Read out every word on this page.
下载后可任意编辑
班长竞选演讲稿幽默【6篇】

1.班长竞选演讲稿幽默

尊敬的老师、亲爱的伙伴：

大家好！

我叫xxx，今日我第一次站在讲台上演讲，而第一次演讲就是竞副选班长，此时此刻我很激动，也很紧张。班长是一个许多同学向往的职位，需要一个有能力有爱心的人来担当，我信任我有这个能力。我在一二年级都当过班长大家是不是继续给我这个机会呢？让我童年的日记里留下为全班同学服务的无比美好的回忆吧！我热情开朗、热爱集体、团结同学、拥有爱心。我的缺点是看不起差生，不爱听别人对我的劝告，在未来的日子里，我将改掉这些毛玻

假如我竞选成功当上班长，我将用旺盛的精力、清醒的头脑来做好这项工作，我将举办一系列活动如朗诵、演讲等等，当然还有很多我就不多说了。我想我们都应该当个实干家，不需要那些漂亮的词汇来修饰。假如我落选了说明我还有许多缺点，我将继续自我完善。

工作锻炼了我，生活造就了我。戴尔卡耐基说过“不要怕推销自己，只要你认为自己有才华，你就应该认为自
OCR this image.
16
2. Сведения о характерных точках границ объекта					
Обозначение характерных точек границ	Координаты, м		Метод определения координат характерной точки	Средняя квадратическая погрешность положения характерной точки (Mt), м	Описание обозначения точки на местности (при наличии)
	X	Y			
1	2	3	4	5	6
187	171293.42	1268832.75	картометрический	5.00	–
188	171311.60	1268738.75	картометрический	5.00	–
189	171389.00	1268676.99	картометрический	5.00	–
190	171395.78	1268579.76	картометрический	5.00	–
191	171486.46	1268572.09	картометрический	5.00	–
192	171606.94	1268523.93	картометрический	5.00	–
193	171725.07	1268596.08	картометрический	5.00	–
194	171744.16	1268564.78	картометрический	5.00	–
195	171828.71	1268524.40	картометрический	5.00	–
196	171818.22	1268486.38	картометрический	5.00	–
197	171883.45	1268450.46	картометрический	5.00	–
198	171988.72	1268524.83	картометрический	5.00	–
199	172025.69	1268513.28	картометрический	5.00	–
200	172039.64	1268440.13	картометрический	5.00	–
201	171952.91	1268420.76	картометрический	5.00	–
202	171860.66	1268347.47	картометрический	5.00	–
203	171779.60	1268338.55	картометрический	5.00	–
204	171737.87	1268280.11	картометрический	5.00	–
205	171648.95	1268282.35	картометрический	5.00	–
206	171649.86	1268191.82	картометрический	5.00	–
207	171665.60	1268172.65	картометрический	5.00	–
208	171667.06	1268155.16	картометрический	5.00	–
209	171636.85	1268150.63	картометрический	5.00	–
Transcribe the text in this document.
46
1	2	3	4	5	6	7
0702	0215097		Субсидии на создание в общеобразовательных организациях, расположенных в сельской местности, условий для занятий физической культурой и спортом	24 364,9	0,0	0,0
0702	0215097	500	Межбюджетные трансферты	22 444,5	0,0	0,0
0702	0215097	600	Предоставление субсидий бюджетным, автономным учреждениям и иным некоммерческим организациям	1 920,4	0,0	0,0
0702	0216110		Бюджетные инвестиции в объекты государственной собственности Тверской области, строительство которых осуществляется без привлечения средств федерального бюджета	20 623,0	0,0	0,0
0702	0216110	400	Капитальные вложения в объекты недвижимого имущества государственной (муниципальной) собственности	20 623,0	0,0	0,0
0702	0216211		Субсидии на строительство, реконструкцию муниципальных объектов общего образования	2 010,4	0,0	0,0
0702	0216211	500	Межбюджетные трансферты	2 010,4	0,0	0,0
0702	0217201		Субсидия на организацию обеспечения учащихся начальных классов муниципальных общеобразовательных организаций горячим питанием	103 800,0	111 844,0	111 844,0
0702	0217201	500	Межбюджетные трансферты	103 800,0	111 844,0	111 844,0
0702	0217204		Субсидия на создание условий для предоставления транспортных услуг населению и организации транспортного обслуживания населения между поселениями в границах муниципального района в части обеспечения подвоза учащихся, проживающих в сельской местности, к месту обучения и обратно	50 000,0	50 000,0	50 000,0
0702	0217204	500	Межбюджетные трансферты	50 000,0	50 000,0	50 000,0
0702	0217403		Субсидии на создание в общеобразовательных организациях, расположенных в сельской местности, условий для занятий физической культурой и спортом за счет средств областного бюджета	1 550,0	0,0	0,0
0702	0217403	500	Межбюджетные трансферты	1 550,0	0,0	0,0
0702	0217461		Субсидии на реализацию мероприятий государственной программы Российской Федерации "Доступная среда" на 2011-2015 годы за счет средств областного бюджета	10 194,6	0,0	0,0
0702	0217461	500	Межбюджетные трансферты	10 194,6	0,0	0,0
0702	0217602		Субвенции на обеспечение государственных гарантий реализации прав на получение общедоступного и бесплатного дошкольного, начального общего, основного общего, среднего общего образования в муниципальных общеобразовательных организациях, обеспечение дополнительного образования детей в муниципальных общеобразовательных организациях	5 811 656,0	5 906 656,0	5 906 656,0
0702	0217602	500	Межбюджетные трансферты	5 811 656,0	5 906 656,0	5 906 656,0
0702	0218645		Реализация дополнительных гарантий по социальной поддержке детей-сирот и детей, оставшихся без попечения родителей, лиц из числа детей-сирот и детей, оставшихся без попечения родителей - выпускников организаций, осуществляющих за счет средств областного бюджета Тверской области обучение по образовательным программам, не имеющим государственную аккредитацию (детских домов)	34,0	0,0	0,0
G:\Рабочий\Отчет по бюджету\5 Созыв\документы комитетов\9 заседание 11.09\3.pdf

┄┄┄┄┄┄

### Problem to solve
Retype every entry above, word for word.

### Task response
Read out every word on this page.
下载后可任意编辑
班长竞选演讲稿幽默【6篇】

1.班长竞选演讲稿幽默

尊敬的老师、亲爱的伙伴：

大家好！

我叫xxx，今日我第一次站在讲台上演讲，而第一次演讲就是竞副选班长，此时此刻我很激动，也很紧张。班长是一个许多同学向往的职位，需要一个有能力有爱心的人来担当，我信任我有这个能力。我在一二年级都当过班长大家是不是继续给我这个机会呢？让我童年的日记里留下为全班同学服务的无比美好的回忆吧！我热情开朗、热爱集体、团结同学、拥有爱心。我的缺点是看不起差生，不爱听别人对我的劝告，在未来的日子里，我将改掉这些毛玻

假如我竞选成功当上班长，我将用旺盛的精力、清醒的头脑来做好这项工作，我将举办一系列活动如朗诵、演讲等等，当然还有很多我就不多说了。我想我们都应该当个实干家，不需要那些漂亮的词汇来修饰。假如我落选了说明我还有许多缺点，我将继续自我完善。

工作锻炼了我，生活造就了我。戴尔卡耐基说过“不要怕推销自己，只要你认为自己有才华，你就应该认为自
OCR this image.
16
2. Сведения о характерных точках границ объекта					
Обозначение характерных точек границ	Координаты, м		Метод определения координат характерной точки	Средняя квадратическая погрешность положения характерной точки (Mt), м	Описание обозначения точки на местности (при наличии)
	X	Y			
1	2	3	4	5	6
187	171293.42	1268832.75	картометрический	5.00	–
188	171311.60	1268738.75	картометрический	5.00	–
189	171389.00	1268676.99	картометрический	5.00	–
190	171395.78	1268579.76	картометрический	5.00	–
191	171486.46	1268572.09	картометрический	5.00	–
192	171606.94	1268523.93	картометрический	5.00	–
193	171725.07	1268596.08	картометрический	5.00	–
194	171744.16	1268564.78	картометрический	5.00	–
195	171828.71	1268524.40	картометрический	5.00	–
196	171818.22	1268486.38	картометрический	5.00	–
197	171883.45	1268450.46	картометрический	5.00	–
198	171988.72	1268524.83	картометрический	5.00	–
199	172025.69	1268513.28	картометрический	5.00	–
200	172039.64	1268440.13	картометрический	5.00	–
201	171952.91	1268420.76	картометрический	5.00	–
202	171860.66	1268347.47	картометрический	5.00	–
203	171779.60	1268338.55	картометрический	5.00	–
204	171737.87	1268280.11	картометрический	5.00	–
205	171648.95	1268282.35	картометрический	5.00	–
206	171649.86	1268191.82	картометрический	5.00	–
207	171665.60	1268172.65	картометрический	5.00	–
208	171667.06	1268155.16	картометрический	5.00	–
209	171636.85	1268150.63	картометрический	5.00	–
Transcribe the text in this document.
46
1	2	3	4	5	6	7
0702	0215097		Субсидии на создание в общеобразовательных организациях, расположенных в сельской местности, условий для занятий физической культурой и спортом	24 364,9	0,0	0,0
0702	0215097	500	Межбюджетные трансферты	22 444,5	0,0	0,0
0702	0215097	600	Предоставление субсидий бюджетным, автономным учреждениям и иным некоммерческим организациям	1 920,4	0,0	0,0
0702	0216110		Бюджетные инвестиции в объекты государственной собственности Тверской области, строительство которых осуществляется без привлечения средств федерального бюджета	20 623,0	0,0	0,0
0702	0216110	400	Капитальные вложения в объекты недвижимого имущества государственной (муниципальной) собственности	20 623,0	0,0	0,0
0702	0216211		Субсидии на строительство, реконструкцию муниципальных объектов общего образования	2 010,4	0,0	0,0
0702	0216211	500	Межбюджетные трансферты	2 010,4	0,0	0,0
0702	0217201		Субсидия на организацию обеспечения учащихся начальных классов муниципальных общеобразовательных организаций горячим питанием	103 800,0	111 844,0	111 844,0
0702	0217201	500	Межбюджетные трансферты	103 800,0	111 844,0	111 844,0
0702	0217204		Субсидия на создание условий для предоставления транспортных услуг населению и организации транспортного обслуживания населения между поселениями в границах муниципального района в части обеспечения подвоза учащихся, проживающих в сельской местности, к месту обучения и обратно	50 000,0	50 000,0	50 000,0
0702	0217204	500	Межбюджетные трансферты	50 000,0	50 000,0	50 000,0
0702	0217403		Субсидии на создание в общеобразовательных организациях, расположенных в сельской местности, условий для занятий физической культурой и спортом за счет средств областного бюджета	1 550,0	0,0	0,0
0702	0217403	500	Межбюджетные трансферты	1 550,0	0,0	0,0
0702	0217461		Субсидии на реализацию мероприятий государственной программы Российской Федерации "Доступная среда" на 2011-2015 годы за счет средств областного бюджета	10 194,6	0,0	0,0
0702	0217461	500	Межбюджетные трансферты	10 194,6	0,0	0,0
0702	0217602		Субвенции на обеспечение государственных гарантий реализации прав на получение общедоступного и бесплатного дошкольного, начального общего, основного общего, среднего общего образования в муниципальных общеобразовательных организациях, обеспечение дополнительного образования детей в муниципальных общеобразовательных организациях	5 811 656,0	5 906 656,0	5 906 656,0
0702	0217602	500	Межбюджетные трансферты	5 811 656,0	5 906 656,0	5 906 656,0
0702	0218645		Реализация дополнительных гарантий по социальной поддержке детей-сирот и детей, оставшихся без попечения родителей, лиц из числа детей-сирот и детей, оставшихся без попечения родителей - выпускников организаций, осуществляющих за счет средств областного бюджета Тверской области обучение по образовательным программам, не имеющим государственную аккредитацию (детских домов)	34,0	0,0	0,0
G:\Рабочий\Отчет по бюджету\5 Созыв\документы комитетов\9 заседание 11.09\3.pdf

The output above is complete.